[Goal] Report how many lines contain "this"; state the number and nothing else.

[Listed entries]
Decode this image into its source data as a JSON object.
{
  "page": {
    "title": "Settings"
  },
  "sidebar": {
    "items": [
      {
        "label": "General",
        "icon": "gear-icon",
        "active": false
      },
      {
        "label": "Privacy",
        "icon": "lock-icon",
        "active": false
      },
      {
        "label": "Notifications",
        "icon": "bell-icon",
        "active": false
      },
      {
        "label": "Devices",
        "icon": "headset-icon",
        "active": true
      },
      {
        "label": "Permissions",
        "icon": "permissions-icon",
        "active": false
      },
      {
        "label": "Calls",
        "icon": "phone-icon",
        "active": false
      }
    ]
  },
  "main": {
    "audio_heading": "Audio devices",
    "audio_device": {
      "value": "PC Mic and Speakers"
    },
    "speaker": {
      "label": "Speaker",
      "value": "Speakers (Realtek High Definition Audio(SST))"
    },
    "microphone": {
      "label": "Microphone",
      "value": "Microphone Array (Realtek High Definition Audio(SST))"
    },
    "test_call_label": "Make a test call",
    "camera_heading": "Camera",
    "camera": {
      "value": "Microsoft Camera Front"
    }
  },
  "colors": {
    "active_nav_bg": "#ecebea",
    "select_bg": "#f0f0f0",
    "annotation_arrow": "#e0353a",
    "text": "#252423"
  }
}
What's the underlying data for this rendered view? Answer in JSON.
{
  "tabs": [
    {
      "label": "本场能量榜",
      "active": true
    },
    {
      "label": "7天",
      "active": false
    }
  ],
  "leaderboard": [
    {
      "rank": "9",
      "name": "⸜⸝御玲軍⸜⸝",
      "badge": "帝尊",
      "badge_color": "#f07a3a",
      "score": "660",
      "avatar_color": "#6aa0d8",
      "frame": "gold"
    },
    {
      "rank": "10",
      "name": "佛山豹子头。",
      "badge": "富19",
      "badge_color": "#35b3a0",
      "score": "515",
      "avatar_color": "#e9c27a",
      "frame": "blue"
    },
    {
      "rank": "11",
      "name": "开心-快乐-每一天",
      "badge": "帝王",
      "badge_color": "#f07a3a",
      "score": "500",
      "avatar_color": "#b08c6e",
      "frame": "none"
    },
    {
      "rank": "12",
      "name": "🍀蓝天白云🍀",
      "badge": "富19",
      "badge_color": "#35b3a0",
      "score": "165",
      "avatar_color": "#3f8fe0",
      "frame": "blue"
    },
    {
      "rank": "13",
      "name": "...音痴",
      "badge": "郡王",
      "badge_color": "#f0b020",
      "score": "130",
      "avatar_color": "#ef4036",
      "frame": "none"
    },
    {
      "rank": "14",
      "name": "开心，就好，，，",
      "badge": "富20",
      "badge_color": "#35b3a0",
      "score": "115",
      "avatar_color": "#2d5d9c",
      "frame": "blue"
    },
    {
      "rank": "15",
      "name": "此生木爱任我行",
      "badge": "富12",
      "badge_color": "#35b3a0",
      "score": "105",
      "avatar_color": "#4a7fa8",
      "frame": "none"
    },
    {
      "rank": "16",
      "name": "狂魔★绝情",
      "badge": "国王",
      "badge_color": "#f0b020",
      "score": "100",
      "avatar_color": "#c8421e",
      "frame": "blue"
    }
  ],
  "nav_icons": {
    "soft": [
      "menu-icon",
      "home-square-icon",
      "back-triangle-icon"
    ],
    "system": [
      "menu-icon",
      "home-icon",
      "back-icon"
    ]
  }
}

[Solution to the exercise] 2